Selected text:
____

There is no real fix when potential Roofs are walking around in towns and cities across America, largely unexamined and unchallenged. 

In writing about the Dylann Roof trial shortly after the guilt phase, I brought up the relative ease of Roof’s existence as a white person in America. Bringing up and exploring that privileged ease does not take away from the absolute heinousness of his hate crime. It was never supposed to. In fact, it serves to further highlight just how grim the crime is. But bringing up his whiteness as a gateway into the acts he committed seemed to be something people were not quite willing to accept. For those people, Roof was merely “evil” and that was that. Killing him, then, was a sure fix for that evil. The ultimate fix. Only there is no real fix when potential Roofs are walking around in towns and cities across America, largely unexamined and unchallenged.

To kill Dylann Roof is to erase him utterly, and the social contract demands that we commit to it fully. Because if he is gone, we can pretend that his crime was a freak alchemical accident, not a horrific but logical end point for a narrative that has been in evidence for hundreds of years, and is now enabled and strengthened by a number of factors in the modern era. What also gets erased is culpability — how institutions and society at large maintain the kind of status quo that fuels the hate Dylann Roof had been carrying for so much of his young life, for example — as well as the chance to engage, and to bring about a real reckoning.

Close to the one-year anniversary of the massacre, Sharon Risher, the daughter of Ethel Lance, wrote an essay about her mother, and her mother's murderer, Dylann Roof, saying: “I don’t believe in the death penalty, even for the man who killed her.” Speaking after the sentence had been delivered was Melvin Graham, brother of another of Roof's victims, Cynthia Hurd. He sounded exhausted as he told the assembled press that the sentence was a “very hollow victory, because my sister’s still gone. I wish that this verdict could’ve brought her back.” He went on to add that the sentence would send a message to others harbouring similar sentiments. “I just want this to stop. I really do.” he said. His voice breaking, he added, “I’m tired.”

But this is the beginning of a very long road for the families of the victims. The state of South Carolina has yet to commence its own case (Roof has been indicted on 13 counts, 9 of which are for murder) and is seeking the death penalty as well. The start date for the state trial has been postponed twice so far. For now, Roof can still appeal his federal trial sentence, and if he does within the two-week window, that long road will acquire more branches. Even if the appeal comes to naught, the death of Dylann Roof may still be years away. The families will live not just with their grief. They will be subjected to Dylann Roof periodically, for as long as he lives, and after he is dead. This is an ongoing ordeal.

____

Exercise directions:
Answer these about the text on the Dylann Roof sentence above:
(a) Who wrote an essay near the one-year anniversary of the massacre opposing the death penalty, and which victim was her mother?
(b) How many counts is Roof indicted on in the South Carolina case, and how many of them are for murder?
(c) How many times has the start date for the state trial been postponed so far?

Dataset extract:
____

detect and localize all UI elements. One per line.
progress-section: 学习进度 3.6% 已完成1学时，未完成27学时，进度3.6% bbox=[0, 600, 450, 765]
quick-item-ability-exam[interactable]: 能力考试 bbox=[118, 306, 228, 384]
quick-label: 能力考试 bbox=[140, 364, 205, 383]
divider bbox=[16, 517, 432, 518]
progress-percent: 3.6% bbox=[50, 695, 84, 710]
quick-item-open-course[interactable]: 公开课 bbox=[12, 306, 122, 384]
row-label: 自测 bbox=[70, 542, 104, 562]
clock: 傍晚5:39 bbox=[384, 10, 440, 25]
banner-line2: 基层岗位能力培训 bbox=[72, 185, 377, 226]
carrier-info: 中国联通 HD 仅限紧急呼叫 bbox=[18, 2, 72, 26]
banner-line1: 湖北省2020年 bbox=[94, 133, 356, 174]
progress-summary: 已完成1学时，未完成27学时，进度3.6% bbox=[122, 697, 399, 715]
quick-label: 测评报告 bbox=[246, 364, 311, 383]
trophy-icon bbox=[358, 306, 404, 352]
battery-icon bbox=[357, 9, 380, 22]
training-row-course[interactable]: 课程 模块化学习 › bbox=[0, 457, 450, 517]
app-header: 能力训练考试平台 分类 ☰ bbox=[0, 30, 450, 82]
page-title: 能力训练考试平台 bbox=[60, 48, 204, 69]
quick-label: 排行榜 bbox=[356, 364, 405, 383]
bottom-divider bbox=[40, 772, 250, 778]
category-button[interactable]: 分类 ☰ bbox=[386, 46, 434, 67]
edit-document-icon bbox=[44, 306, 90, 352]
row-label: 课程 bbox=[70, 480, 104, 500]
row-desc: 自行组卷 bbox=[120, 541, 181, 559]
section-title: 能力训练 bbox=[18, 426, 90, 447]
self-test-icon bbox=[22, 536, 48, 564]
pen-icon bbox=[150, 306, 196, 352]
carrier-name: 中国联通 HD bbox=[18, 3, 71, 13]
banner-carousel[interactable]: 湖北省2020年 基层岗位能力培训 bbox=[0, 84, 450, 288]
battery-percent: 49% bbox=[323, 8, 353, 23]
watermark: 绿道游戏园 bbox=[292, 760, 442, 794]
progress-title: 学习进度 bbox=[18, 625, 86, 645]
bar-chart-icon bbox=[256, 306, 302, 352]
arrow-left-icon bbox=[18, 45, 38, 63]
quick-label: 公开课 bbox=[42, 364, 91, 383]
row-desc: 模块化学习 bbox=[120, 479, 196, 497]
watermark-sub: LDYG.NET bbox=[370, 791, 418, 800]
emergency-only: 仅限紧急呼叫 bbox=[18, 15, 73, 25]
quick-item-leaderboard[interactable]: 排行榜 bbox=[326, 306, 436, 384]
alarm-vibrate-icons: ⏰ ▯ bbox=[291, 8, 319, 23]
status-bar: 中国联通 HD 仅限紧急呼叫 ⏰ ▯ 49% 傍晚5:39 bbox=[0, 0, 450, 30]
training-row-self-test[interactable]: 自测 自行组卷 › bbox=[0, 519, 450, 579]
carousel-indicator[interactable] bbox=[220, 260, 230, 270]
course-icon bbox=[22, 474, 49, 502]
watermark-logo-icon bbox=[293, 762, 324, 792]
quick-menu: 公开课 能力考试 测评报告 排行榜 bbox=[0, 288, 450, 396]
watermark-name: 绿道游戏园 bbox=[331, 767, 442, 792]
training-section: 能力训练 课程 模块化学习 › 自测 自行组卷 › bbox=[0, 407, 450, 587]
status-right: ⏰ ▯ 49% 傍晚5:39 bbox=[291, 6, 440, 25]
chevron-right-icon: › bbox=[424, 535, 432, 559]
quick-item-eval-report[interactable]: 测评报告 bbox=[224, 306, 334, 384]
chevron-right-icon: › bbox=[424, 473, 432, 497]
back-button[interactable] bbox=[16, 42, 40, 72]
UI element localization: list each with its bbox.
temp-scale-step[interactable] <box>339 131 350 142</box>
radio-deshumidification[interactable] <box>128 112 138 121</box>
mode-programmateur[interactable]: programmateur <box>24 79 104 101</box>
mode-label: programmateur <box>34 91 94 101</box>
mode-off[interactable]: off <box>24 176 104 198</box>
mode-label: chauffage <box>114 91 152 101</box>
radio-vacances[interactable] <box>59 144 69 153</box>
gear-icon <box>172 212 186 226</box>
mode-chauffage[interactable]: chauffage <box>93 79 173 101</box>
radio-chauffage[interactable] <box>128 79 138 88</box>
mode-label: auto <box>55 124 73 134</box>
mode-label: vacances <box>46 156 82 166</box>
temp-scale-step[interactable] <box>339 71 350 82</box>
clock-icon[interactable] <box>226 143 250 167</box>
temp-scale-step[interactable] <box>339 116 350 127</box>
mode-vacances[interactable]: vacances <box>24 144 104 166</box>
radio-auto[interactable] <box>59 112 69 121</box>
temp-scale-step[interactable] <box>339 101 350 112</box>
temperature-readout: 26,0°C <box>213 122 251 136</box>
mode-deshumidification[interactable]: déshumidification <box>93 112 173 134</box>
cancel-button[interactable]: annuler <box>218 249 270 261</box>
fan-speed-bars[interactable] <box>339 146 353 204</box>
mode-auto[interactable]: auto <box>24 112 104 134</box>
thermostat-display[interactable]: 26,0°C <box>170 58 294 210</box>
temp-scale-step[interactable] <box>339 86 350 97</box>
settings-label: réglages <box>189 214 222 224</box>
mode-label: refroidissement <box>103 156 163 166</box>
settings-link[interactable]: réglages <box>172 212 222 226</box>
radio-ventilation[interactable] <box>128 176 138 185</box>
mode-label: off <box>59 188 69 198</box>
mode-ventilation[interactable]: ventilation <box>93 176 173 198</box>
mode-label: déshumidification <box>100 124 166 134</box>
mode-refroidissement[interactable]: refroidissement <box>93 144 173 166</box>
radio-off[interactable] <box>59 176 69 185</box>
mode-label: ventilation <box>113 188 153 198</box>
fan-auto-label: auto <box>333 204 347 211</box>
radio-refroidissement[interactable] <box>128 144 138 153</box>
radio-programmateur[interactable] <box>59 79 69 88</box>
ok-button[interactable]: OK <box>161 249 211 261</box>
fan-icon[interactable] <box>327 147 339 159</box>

____

Solution:
(a) Sharon Risher; her mother was Ethel Lance.
(b) 13 counts, 9 of them for murder.
(c) Twice.